>> begin Source records

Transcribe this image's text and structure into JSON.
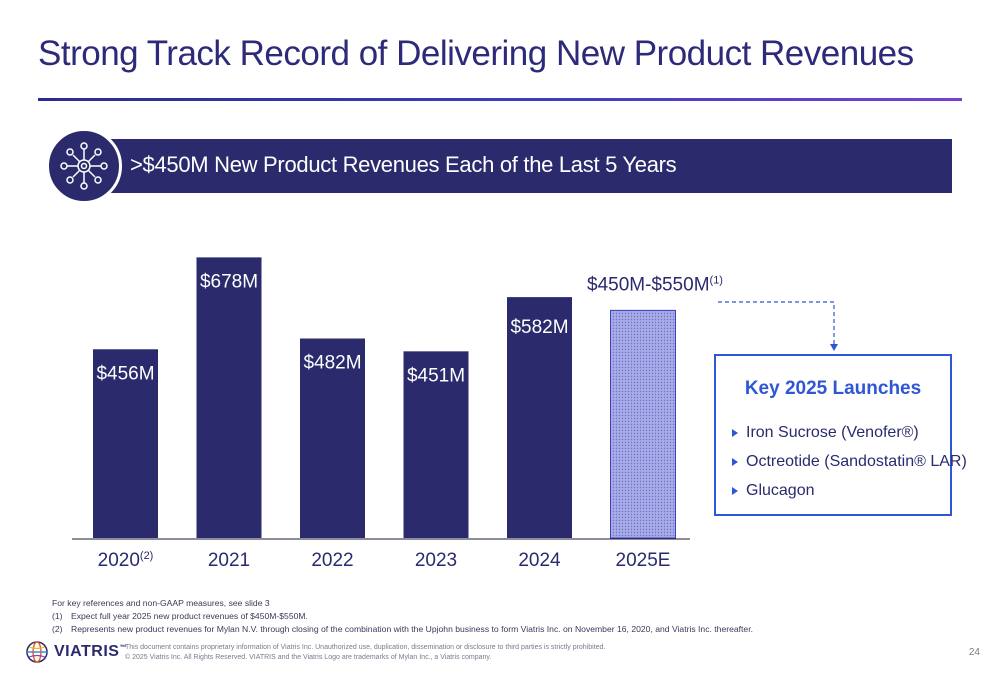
{
  "title": "Strong Track Record of Delivering New Product Revenues",
  "banner": {
    "text": ">$450M New Product Revenues Each of the Last 5 Years",
    "icon": "network-icon"
  },
  "chart_data": {
    "type": "bar",
    "categories": [
      "2020",
      "2021",
      "2022",
      "2023",
      "2024",
      "2025E"
    ],
    "category_superscripts": [
      "(2)",
      "",
      "",
      "",
      "",
      ""
    ],
    "values": [
      456,
      678,
      482,
      451,
      582,
      550
    ],
    "value_labels": [
      "$456M",
      "$678M",
      "$482M",
      "$451M",
      "$582M",
      "$450M-$550M"
    ],
    "value_label_superscripts": [
      "",
      "",
      "",
      "",
      "",
      "(1)"
    ],
    "estimate_range": [
      450,
      550
    ],
    "estimate_index": 5,
    "title": "",
    "xlabel": "",
    "ylabel": "",
    "ylim": [
      0,
      720
    ],
    "grid": false,
    "colors": {
      "bar": "#2b2a6c",
      "estimate_fill": "#9ea2e2",
      "estimate_border": "#3a3fbf",
      "label_light": "#ffffff",
      "label_dark": "#2a2a6e"
    }
  },
  "launches": {
    "title": "Key 2025 Launches",
    "items": [
      {
        "label": "Iron Sucrose (Venofer®)"
      },
      {
        "label": "Octreotide (Sandostatin® LAR)"
      },
      {
        "label": "Glucagon"
      }
    ],
    "bullet_icon": "triangle-bullet-icon",
    "accent": "#2f56d6"
  },
  "notes": {
    "intro": "For key references and non-GAAP measures, see slide 3",
    "items": [
      {
        "num": "(1)",
        "text": "Expect full year 2025 new product revenues of $450M-$550M."
      },
      {
        "num": "(2)",
        "text": "Represents new product revenues for Mylan N.V. through closing of the combination with the Upjohn business to form Viatris Inc. on November 16, 2020, and Viatris Inc. thereafter."
      }
    ]
  },
  "footer": {
    "logo_text": "VIATRIS",
    "logo_tm": "™",
    "legal_1": "This document contains proprietary information of Viatris Inc. Unauthorized use, duplication, dissemination or disclosure to third parties is strictly prohibited.",
    "legal_2": "© 2025 Viatris Inc. All Rights Reserved. VIATRIS and the Viatris Logo are trademarks of Mylan Inc., a Viatris company.",
    "page_number": "24"
  }
}
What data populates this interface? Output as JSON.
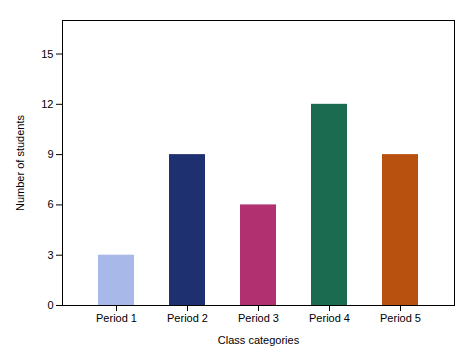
{
  "chart_data": {
    "type": "bar",
    "categories": [
      "Period 1",
      "Period 2",
      "Period 3",
      "Period 4",
      "Period 5"
    ],
    "values": [
      3,
      9,
      6,
      12,
      9
    ],
    "colors": [
      "#a8b8e8",
      "#1e3070",
      "#b03070",
      "#1a6b50",
      "#b85010"
    ],
    "xlabel": "Class categories",
    "ylabel": "Number of students",
    "ylim": [
      0,
      17
    ],
    "yticks": [
      0,
      3,
      6,
      9,
      12,
      15
    ],
    "grid": false
  }
}
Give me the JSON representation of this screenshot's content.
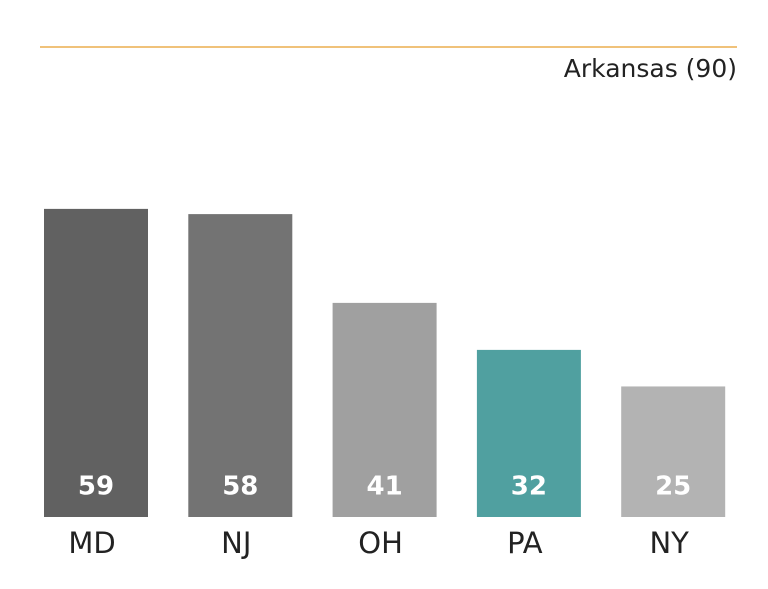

>> end Source records

→ **Set task**
Your task is to transcribe all of the records precisely, with no images included.

→ **In response**
Transcribe this image's text and structure into JSON.
{
  "title": "Strong Track Record of Delivering New Product Revenues",
  "banner": {
    "text": ">$450M New Product Revenues Each of the Last 5 Years",
    "icon": "network-icon"
  },
  "chart_data": {
    "type": "bar",
    "categories": [
      "2020",
      "2021",
      "2022",
      "2023",
      "2024",
      "2025E"
    ],
    "category_superscripts": [
      "(2)",
      "",
      "",
      "",
      "",
      ""
    ],
    "values": [
      456,
      678,
      482,
      451,
      582,
      550
    ],
    "value_labels": [
      "$456M",
      "$678M",
      "$482M",
      "$451M",
      "$582M",
      "$450M-$550M"
    ],
    "value_label_superscripts": [
      "",
      "",
      "",
      "",
      "",
      "(1)"
    ],
    "estimate_range": [
      450,
      550
    ],
    "estimate_index": 5,
    "title": "",
    "xlabel": "",
    "ylabel": "",
    "ylim": [
      0,
      720
    ],
    "grid": false,
    "colors": {
      "bar": "#2b2a6c",
      "estimate_fill": "#9ea2e2",
      "estimate_border": "#3a3fbf",
      "label_light": "#ffffff",
      "label_dark": "#2a2a6e"
    }
  },
  "launches": {
    "title": "Key 2025 Launches",
    "items": [
      {
        "label": "Iron Sucrose (Venofer®)"
      },
      {
        "label": "Octreotide (Sandostatin® LAR)"
      },
      {
        "label": "Glucagon"
      }
    ],
    "bullet_icon": "triangle-bullet-icon",
    "accent": "#2f56d6"
  },
  "notes": {
    "intro": "For key references and non-GAAP measures, see slide 3",
    "items": [
      {
        "num": "(1)",
        "text": "Expect full year 2025 new product revenues of $450M-$550M."
      },
      {
        "num": "(2)",
        "text": "Represents new product revenues for Mylan N.V. through closing of the combination with the Upjohn business to form Viatris Inc. on November 16, 2020, and Viatris Inc. thereafter."
      }
    ]
  },
  "footer": {
    "logo_text": "VIATRIS",
    "logo_tm": "™",
    "legal_1": "This document contains proprietary information of Viatris Inc. Unauthorized use, duplication, dissemination or disclosure to third parties is strictly prohibited.",
    "legal_2": "© 2025 Viatris Inc. All Rights Reserved. VIATRIS and the Viatris Logo are trademarks of Mylan Inc., a Viatris company.",
    "page_number": "24"
  }
}
What data populates this interface? Output as JSON.
{
  "chart_data": {
    "type": "bar",
    "categories": [
      "Period 1",
      "Period 2",
      "Period 3",
      "Period 4",
      "Period 5"
    ],
    "values": [
      3,
      9,
      6,
      12,
      9
    ],
    "colors": [
      "#a8b8e8",
      "#1e3070",
      "#b03070",
      "#1a6b50",
      "#b85010"
    ],
    "xlabel": "Class categories",
    "ylabel": "Number of students",
    "ylim": [
      0,
      17
    ],
    "yticks": [
      0,
      3,
      6,
      9,
      12,
      15
    ],
    "grid": false
  }
}
Give me the JSON representation of this screenshot's content.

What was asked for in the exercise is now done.